DOCUMENT SECTION>
____________

SQL Server – Why More Logical Reads with Read Ahead (Prefetch)?

database-internalssql server

After creating tpch database in my SQL Server, I tried below query:

    set statistics io on
    DBCC DROPCLEANBUFFERS;        
    select top 100 * from dbo.lineitem order by l_partkey;

The table lineitem has a non-clustered index on l_partkey. I issued the above queries for several times and found out that the logical reads vary each time:

    Table 'lineitem'. Scan count 1, logical reads 1019, physical reads 4, read-ahead reads 1760, lob logical reads 0, lob physical reads 0, lob read-ahead reads 0.
    Table 'lineitem'. Scan count 1, logical reads 1007, physical reads 4, read-ahead reads 1720, lob logical reads 0, lob physical reads 0, lob read-ahead reads 0.
    Table 'lineitem'. Scan count 1, logical reads 1030, physical reads 4, read-ahead reads 1792, lob logical reads 0, lob physical reads 0, lob read-ahead reads 0.

From the post here: Logical read count varies, I know it could be caused by read ahead behavior.

BUT exactly why read ahead could cause more logical reads? How does it change the SQL Server behavior? Like SQL Server may read more index page since it's in cache anyway?

Anyway, I disabled read ahead and issue the above query again. Now it reports the same amount of logical reads each time. BUT the logical reads is much smaller!!

    Table 'lineitem'. Scan count 1, logical reads 404, physical reads 160, read-ahead reads 0, lob logical reads 0, lob physical reads 0, lob read-ahead reads 0.

So my question is, why the read ahead feature could cause many more and various logical reads count?

Out of curiosity, I tried another query without the "order by":

    select top 100 * from dbo.lineitem

Here's the result without read ahead:

    Table 'lineitem'. Scan count 1, logical reads 5, physical reads 3, read-ahead reads 0, lob logical reads 0, lob physical reads 0, lob read-ahead reads 0.

Here's the result with read ahead:

    Table 'lineitem'. Scan count 1, logical reads 15, physical reads 2, read-ahead reads 3416, lob logical reads 0, lob physical reads 0, lob read-ahead reads 0.

The one with read ahead still has more logical reads. So, why?

Best Answer

The query plan for the ORDER BY l_partkey example almost certainly reads the nonclustered index in order (with read-ahead), followed by a Key Lookup to retrieve the uncovered columns.

The Nested Loops Join operator above the Lookup probably uses additional prefetching (WithOrderedPrefetch) for the Lookup. See the following article I wrote for full details:

Nested Loops Prefetching

Also, as I mentioned in answer to the linked Q & A, the number of read-ahead reads depends on timing and storage subsystem characteristics. The same sort of considerations apply to Lookup prefetching at the Nested Loops Join.

Note that SQL Server issues read-ahead for pages that might be needed by the index scan, but this is not limited by the TOP specification in the query. The TOP is a query processor element, whereas the read ahead is controlled by the Storage Engine.

The activities are quite separate: read-ahead (and prefetching) issue asynchronous I/O for pages that may be needed by the Scan (or Lookup).

____________

DATA SHOWN>
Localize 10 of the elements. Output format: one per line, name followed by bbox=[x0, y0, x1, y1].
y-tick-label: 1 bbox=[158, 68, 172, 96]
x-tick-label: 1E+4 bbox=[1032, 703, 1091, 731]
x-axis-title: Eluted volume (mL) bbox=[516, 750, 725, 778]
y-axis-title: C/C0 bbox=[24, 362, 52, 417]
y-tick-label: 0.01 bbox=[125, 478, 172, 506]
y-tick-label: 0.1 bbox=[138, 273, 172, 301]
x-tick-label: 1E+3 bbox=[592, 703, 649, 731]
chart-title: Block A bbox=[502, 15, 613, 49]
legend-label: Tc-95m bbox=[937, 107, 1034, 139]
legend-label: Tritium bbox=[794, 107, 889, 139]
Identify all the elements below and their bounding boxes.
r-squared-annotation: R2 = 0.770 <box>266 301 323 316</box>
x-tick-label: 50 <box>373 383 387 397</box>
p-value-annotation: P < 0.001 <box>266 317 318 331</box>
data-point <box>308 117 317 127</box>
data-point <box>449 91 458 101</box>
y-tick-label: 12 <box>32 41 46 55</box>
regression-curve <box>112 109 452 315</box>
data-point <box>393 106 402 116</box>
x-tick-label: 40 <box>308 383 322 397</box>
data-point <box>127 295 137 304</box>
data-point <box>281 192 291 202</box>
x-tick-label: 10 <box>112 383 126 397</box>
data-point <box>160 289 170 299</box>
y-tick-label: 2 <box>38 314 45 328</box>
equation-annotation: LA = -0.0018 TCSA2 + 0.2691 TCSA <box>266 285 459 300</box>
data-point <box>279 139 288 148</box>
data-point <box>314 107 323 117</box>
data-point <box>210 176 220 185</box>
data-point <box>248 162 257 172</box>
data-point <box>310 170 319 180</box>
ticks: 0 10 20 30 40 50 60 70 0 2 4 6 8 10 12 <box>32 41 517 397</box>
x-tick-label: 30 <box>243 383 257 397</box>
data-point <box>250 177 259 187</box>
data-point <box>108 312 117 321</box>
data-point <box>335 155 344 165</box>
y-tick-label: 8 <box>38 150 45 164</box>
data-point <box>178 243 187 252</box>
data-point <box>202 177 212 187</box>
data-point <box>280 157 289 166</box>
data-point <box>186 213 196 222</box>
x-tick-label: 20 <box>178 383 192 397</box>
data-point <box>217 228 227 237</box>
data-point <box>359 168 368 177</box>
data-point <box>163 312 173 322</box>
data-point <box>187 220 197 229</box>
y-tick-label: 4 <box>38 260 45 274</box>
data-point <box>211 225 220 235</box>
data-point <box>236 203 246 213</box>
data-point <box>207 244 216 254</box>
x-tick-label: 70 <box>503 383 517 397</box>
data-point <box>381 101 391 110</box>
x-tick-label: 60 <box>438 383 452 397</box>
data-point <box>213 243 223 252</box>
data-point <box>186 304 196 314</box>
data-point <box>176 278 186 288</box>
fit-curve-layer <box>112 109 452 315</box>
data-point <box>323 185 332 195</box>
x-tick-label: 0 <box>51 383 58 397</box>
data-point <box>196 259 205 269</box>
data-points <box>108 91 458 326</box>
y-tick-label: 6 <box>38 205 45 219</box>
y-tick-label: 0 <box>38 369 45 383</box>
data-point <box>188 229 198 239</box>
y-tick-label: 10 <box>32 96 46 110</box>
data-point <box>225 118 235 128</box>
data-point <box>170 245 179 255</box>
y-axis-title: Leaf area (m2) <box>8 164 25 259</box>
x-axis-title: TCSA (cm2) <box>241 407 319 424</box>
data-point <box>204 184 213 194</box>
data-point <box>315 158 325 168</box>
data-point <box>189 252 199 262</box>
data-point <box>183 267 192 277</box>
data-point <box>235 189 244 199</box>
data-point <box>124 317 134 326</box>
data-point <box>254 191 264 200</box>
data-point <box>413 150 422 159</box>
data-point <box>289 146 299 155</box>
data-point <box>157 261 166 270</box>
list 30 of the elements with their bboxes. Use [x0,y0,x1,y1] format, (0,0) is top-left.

____________

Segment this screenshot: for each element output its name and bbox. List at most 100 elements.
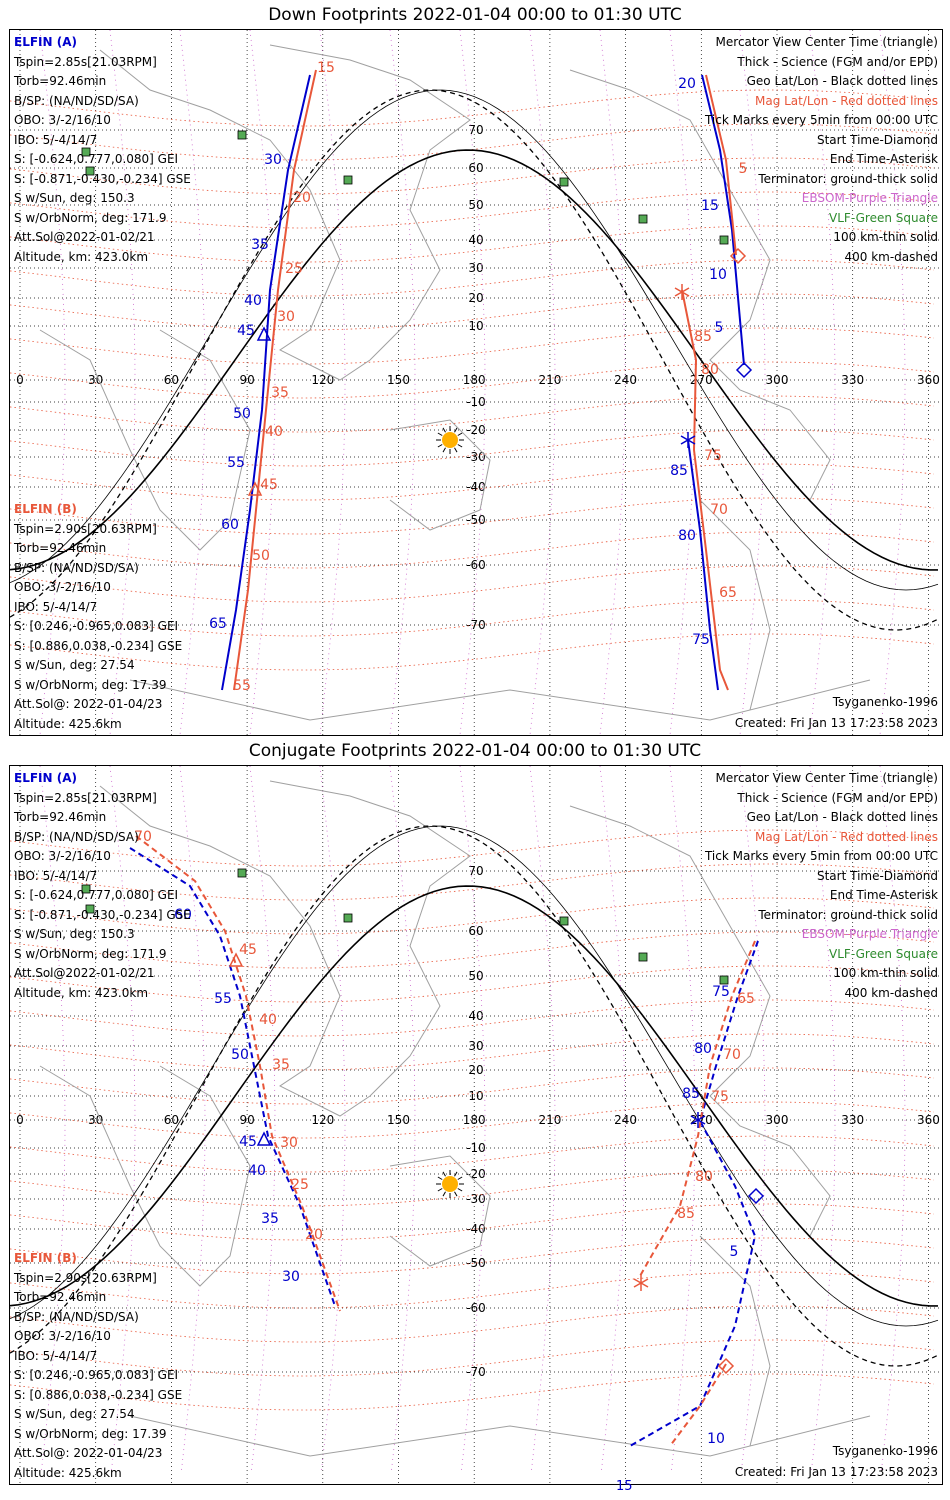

____________

SET TASKS>
a. Please rewrite the SQL Server read-ahead thread starting at "Note that SQL" and ending at "Scan (or Lookup).", changing "Storage Engine" to "storage layer".
b. According to the SQL Server read-ahead thread, which component controls read-ahead?

OUTPUTS>
a.
Note that SQL Server issues read-ahead for pages that might be needed by the index scan, but this is not limited by the TOP specification in the query. The TOP is a query processor element, whereas the read ahead is controlled by the storage layer.

The activities are quite separate: read-ahead (and prefetching) issue asynchronous I/O for pages that may be needed by the Scan (or Lookup).

b. The Storage Engine.